From the entries that follow, extract each line holding the string "Затлъстяване".

══════════════════════════════

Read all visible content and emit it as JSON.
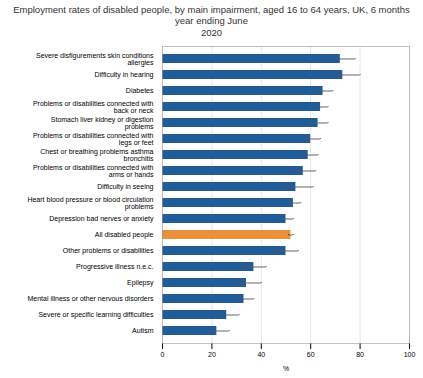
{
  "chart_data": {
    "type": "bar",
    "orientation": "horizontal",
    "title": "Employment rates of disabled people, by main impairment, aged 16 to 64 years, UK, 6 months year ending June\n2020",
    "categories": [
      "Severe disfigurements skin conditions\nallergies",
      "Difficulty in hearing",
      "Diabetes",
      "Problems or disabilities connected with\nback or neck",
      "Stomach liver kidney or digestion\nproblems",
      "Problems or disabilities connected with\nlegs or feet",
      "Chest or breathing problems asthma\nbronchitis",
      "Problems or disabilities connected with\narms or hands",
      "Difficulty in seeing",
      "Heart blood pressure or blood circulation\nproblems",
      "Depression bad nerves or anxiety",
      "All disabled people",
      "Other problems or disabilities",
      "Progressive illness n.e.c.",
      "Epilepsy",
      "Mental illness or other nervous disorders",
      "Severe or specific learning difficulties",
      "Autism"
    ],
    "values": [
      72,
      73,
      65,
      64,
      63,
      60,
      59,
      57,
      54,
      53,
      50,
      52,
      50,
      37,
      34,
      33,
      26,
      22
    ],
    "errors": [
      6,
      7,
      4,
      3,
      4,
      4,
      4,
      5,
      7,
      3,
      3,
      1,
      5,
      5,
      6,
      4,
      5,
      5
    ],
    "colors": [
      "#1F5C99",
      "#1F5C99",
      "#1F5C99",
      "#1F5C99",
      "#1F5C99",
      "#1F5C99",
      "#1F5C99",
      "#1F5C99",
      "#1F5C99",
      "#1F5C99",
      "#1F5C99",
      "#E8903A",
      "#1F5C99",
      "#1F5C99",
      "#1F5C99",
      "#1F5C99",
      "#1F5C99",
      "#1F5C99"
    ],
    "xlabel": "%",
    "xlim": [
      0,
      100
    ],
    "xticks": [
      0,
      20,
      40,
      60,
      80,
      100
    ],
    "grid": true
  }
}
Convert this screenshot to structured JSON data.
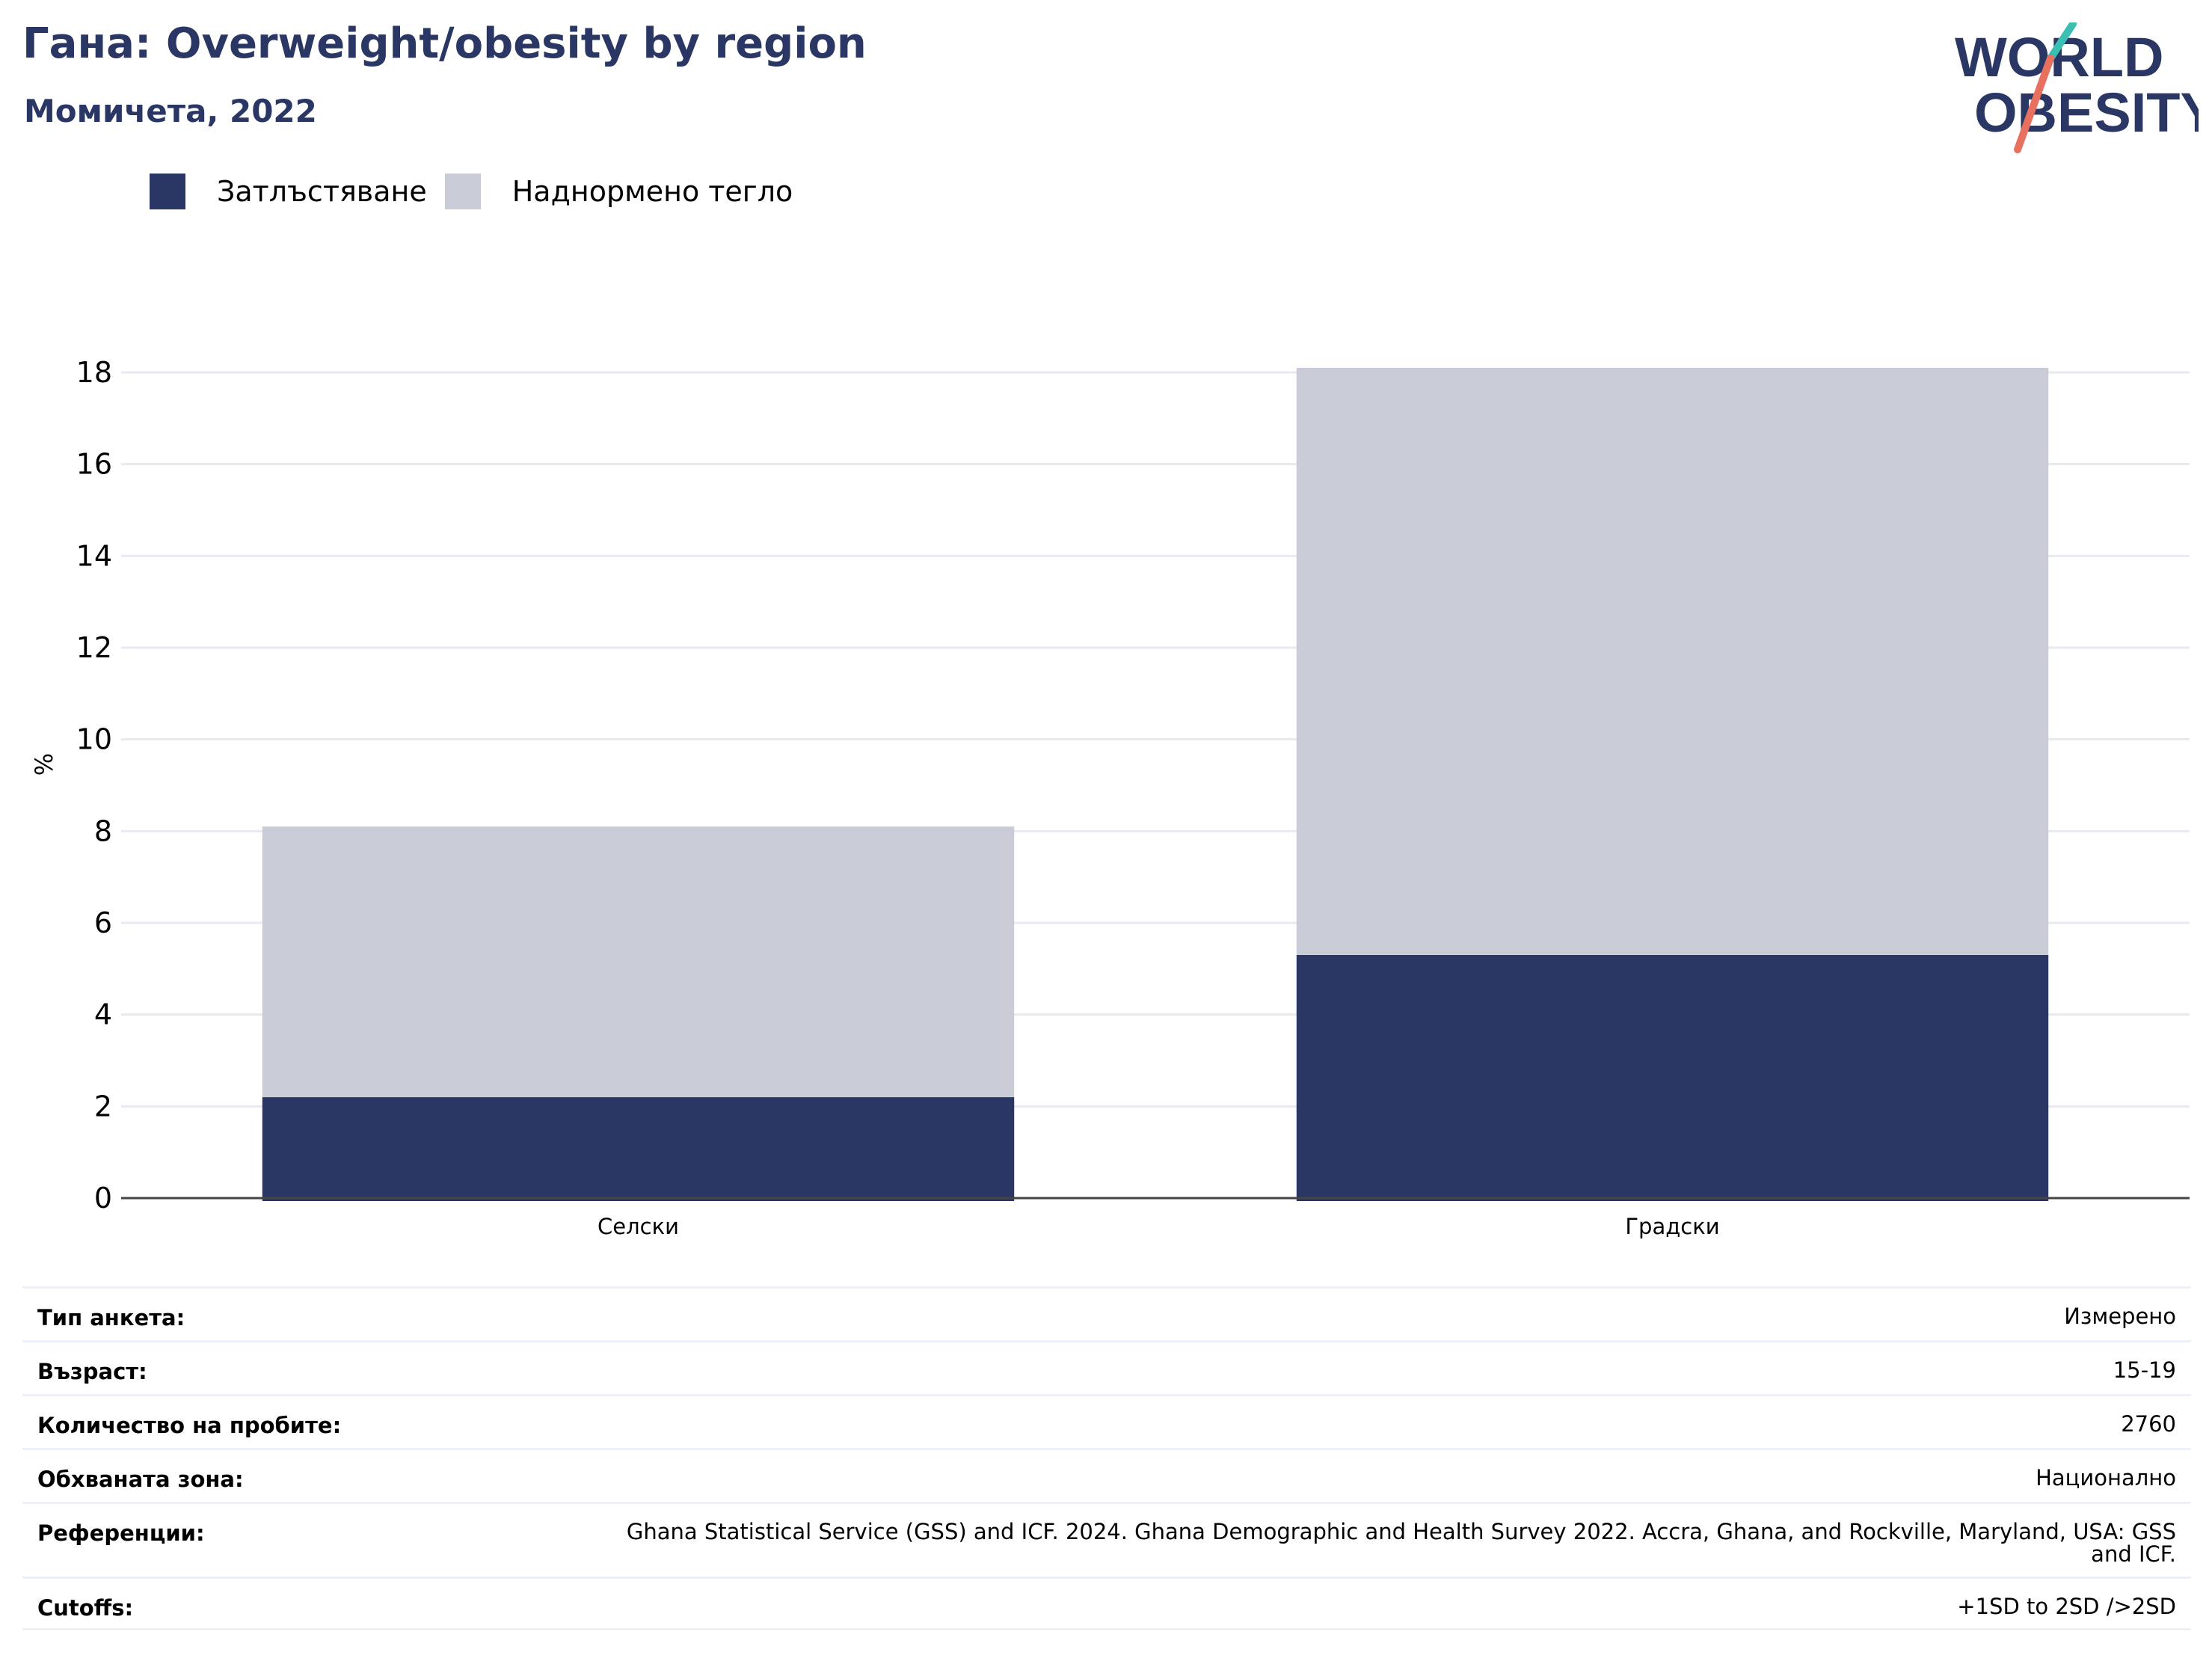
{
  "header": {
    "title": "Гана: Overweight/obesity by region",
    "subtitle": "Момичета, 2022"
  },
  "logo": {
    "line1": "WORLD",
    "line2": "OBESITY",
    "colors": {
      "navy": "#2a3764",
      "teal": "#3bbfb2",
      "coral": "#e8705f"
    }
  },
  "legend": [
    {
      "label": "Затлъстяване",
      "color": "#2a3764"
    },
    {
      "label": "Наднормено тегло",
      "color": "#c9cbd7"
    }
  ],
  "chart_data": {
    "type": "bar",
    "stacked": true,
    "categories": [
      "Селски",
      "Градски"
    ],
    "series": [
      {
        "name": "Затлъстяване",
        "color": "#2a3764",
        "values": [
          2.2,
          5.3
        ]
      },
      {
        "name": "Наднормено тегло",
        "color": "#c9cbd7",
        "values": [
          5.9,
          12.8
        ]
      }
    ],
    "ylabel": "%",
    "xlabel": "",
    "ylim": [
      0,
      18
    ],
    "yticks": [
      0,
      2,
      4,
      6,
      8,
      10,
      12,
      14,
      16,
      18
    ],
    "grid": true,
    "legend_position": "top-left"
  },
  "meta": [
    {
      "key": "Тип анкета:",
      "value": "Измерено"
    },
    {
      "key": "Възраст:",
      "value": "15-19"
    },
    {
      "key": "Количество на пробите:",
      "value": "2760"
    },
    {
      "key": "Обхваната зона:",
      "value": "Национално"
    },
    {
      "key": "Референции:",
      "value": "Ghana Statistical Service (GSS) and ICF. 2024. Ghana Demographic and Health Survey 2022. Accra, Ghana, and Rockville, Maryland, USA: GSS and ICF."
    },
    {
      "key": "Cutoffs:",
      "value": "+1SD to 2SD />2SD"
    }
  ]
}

══════════════════════════════

## FINAL RESULT:
      "label": "Затлъстяване",
        "name": "Затлъстяване",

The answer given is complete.